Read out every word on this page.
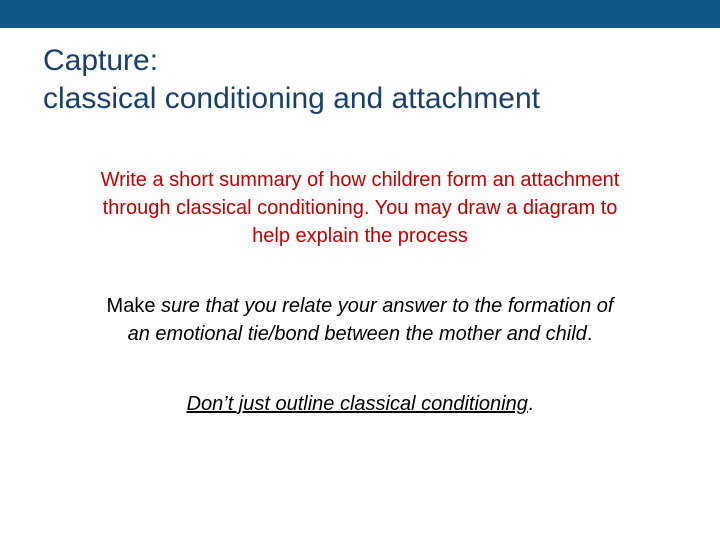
Capture:
classical conditioning and attachment

Write a short summary of how children form an attachment
through classical conditioning. You may draw a diagram to
help explain the process

Make sure that you relate your answer to the formation of
an emotional tie/bond between the mother and child.

Don’t just outline classical conditioning.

··········

Make a tally of the lines in this data that include the string "conditioning", and answer with that tally alone.

-- EXERCISE OUTPUT --
3